══ Material provided ══

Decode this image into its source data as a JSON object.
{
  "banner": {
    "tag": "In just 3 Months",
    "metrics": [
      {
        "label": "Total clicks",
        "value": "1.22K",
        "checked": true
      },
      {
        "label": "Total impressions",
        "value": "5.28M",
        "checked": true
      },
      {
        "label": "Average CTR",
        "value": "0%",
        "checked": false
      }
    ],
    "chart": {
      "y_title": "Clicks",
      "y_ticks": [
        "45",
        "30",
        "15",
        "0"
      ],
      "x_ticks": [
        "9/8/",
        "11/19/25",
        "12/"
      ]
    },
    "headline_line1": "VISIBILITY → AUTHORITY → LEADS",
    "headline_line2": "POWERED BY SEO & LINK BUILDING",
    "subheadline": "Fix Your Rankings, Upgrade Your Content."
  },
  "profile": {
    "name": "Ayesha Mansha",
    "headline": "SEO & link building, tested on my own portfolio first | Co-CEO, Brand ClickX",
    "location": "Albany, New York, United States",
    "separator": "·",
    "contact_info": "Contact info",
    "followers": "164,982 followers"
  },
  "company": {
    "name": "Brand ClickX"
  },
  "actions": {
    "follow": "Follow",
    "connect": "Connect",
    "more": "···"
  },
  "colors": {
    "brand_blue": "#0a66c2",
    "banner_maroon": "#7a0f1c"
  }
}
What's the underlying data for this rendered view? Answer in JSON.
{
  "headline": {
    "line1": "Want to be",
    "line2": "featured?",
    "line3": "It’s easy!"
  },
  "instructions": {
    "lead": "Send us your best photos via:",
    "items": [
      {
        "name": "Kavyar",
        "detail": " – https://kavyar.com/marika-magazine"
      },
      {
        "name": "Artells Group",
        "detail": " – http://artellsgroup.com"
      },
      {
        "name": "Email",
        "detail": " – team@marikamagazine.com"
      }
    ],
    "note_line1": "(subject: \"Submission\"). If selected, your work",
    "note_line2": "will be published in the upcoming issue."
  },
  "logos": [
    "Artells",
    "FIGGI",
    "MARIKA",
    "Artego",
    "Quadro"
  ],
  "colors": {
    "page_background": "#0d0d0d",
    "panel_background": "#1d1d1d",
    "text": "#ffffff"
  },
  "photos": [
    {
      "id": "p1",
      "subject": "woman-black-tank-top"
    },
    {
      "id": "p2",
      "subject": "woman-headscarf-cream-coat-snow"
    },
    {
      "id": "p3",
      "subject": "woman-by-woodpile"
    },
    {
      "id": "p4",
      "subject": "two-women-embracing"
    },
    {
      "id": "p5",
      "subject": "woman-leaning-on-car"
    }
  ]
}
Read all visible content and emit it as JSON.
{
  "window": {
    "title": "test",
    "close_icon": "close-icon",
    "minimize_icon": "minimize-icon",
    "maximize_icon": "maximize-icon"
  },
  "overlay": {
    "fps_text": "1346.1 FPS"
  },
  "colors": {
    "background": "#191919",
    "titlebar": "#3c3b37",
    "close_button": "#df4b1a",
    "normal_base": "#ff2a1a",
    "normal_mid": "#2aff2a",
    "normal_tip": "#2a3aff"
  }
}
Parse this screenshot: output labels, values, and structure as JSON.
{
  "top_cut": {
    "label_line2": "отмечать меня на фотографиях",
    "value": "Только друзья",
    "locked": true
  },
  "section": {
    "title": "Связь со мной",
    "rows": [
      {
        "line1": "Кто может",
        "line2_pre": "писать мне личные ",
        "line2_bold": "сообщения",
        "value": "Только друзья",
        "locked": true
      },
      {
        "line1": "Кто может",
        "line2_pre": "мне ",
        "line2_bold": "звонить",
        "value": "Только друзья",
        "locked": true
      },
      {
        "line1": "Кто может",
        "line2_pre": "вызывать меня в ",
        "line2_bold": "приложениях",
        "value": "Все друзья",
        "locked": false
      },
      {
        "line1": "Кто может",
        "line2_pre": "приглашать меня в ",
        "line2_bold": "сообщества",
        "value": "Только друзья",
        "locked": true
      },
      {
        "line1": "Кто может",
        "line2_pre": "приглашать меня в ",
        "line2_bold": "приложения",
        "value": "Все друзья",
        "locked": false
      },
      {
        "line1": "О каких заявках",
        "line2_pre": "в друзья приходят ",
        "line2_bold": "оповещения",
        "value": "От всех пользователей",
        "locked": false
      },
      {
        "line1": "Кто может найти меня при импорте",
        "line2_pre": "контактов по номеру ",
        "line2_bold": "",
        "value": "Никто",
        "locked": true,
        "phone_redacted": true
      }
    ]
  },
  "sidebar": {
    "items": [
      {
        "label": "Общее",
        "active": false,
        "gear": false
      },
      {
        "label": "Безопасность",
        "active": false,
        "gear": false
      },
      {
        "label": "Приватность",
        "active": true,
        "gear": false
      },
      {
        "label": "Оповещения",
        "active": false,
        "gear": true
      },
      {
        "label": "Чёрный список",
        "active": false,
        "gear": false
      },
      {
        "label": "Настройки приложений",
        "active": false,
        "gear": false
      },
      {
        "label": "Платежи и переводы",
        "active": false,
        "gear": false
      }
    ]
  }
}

═══

- [What the task asks]: Go back to the listing above and please repeat it exactly.

- [Solution to the problem]:
Decode this image into its source data as a JSON object.
{
  "banner": {
    "tag": "In just 3 Months",
    "metrics": [
      {
        "label": "Total clicks",
        "value": "1.22K",
        "checked": true
      },
      {
        "label": "Total impressions",
        "value": "5.28M",
        "checked": true
      },
      {
        "label": "Average CTR",
        "value": "0%",
        "checked": false
      }
    ],
    "chart": {
      "y_title": "Clicks",
      "y_ticks": [
        "45",
        "30",
        "15",
        "0"
      ],
      "x_ticks": [
        "9/8/",
        "11/19/25",
        "12/"
      ]
    },
    "headline_line1": "VISIBILITY → AUTHORITY → LEADS",
    "headline_line2": "POWERED BY SEO & LINK BUILDING",
    "subheadline": "Fix Your Rankings, Upgrade Your Content."
  },
  "profile": {
    "name": "Ayesha Mansha",
    "headline": "SEO & link building, tested on my own portfolio first | Co-CEO, Brand ClickX",
    "location": "Albany, New York, United States",
    "separator": "·",
    "contact_info": "Contact info",
    "followers": "164,982 followers"
  },
  "company": {
    "name": "Brand ClickX"
  },
  "actions": {
    "follow": "Follow",
    "connect": "Connect",
    "more": "···"
  },
  "colors": {
    "brand_blue": "#0a66c2",
    "banner_maroon": "#7a0f1c"
  }
}
What's the underlying data for this rendered view? Answer in JSON.
{
  "headline": {
    "line1": "Want to be",
    "line2": "featured?",
    "line3": "It’s easy!"
  },
  "instructions": {
    "lead": "Send us your best photos via:",
    "items": [
      {
        "name": "Kavyar",
        "detail": " – https://kavyar.com/marika-magazine"
      },
      {
        "name": "Artells Group",
        "detail": " – http://artellsgroup.com"
      },
      {
        "name": "Email",
        "detail": " – team@marikamagazine.com"
      }
    ],
    "note_line1": "(subject: \"Submission\"). If selected, your work",
    "note_line2": "will be published in the upcoming issue."
  },
  "logos": [
    "Artells",
    "FIGGI",
    "MARIKA",
    "Artego",
    "Quadro"
  ],
  "colors": {
    "page_background": "#0d0d0d",
    "panel_background": "#1d1d1d",
    "text": "#ffffff"
  },
  "photos": [
    {
      "id": "p1",
      "subject": "woman-black-tank-top"
    },
    {
      "id": "p2",
      "subject": "woman-headscarf-cream-coat-snow"
    },
    {
      "id": "p3",
      "subject": "woman-by-woodpile"
    },
    {
      "id": "p4",
      "subject": "two-women-embracing"
    },
    {
      "id": "p5",
      "subject": "woman-leaning-on-car"
    }
  ]
}
Read all visible content and emit it as JSON.
{
  "window": {
    "title": "test",
    "close_icon": "close-icon",
    "minimize_icon": "minimize-icon",
    "maximize_icon": "maximize-icon"
  },
  "overlay": {
    "fps_text": "1346.1 FPS"
  },
  "colors": {
    "background": "#191919",
    "titlebar": "#3c3b37",
    "close_button": "#df4b1a",
    "normal_base": "#ff2a1a",
    "normal_mid": "#2aff2a",
    "normal_tip": "#2a3aff"
  }
}
Parse this screenshot: output labels, values, and structure as JSON.
{
  "top_cut": {
    "label_line2": "отмечать меня на фотографиях",
    "value": "Только друзья",
    "locked": true
  },
  "section": {
    "title": "Связь со мной",
    "rows": [
      {
        "line1": "Кто может",
        "line2_pre": "писать мне личные ",
        "line2_bold": "сообщения",
        "value": "Только друзья",
        "locked": true
      },
      {
        "line1": "Кто может",
        "line2_pre": "мне ",
        "line2_bold": "звонить",
        "value": "Только друзья",
        "locked": true
      },
      {
        "line1": "Кто может",
        "line2_pre": "вызывать меня в ",
        "line2_bold": "приложениях",
        "value": "Все друзья",
        "locked": false
      },
      {
        "line1": "Кто может",
        "line2_pre": "приглашать меня в ",
        "line2_bold": "сообщества",
        "value": "Только друзья",
        "locked": true
      },
      {
        "line1": "Кто может",
        "line2_pre": "приглашать меня в ",
        "line2_bold": "приложения",
        "value": "Все друзья",
        "locked": false
      },
      {
        "line1": "О каких заявках",
        "line2_pre": "в друзья приходят ",
        "line2_bold": "оповещения",
        "value": "От всех пользователей",
        "locked": false
      },
      {
        "line1": "Кто может найти меня при импорте",
        "line2_pre": "контактов по номеру ",
        "line2_bold": "",
        "value": "Никто",
        "locked": true,
        "phone_redacted": true
      }
    ]
  },
  "sidebar": {
    "items": [
      {
        "label": "Общее",
        "active": false,
        "gear": false
      },
      {
        "label": "Безопасность",
        "active": false,
        "gear": false
      },
      {
        "label": "Приватность",
        "active": true,
        "gear": false
      },
      {
        "label": "Оповещения",
        "active": false,
        "gear": true
      },
      {
        "label": "Чёрный список",
        "active": false,
        "gear": false
      },
      {
        "label": "Настройки приложений",
        "active": false,
        "gear": false
      },
      {
        "label": "Платежи и переводы",
        "active": false,
        "gear": false
      }
    ]
  }
}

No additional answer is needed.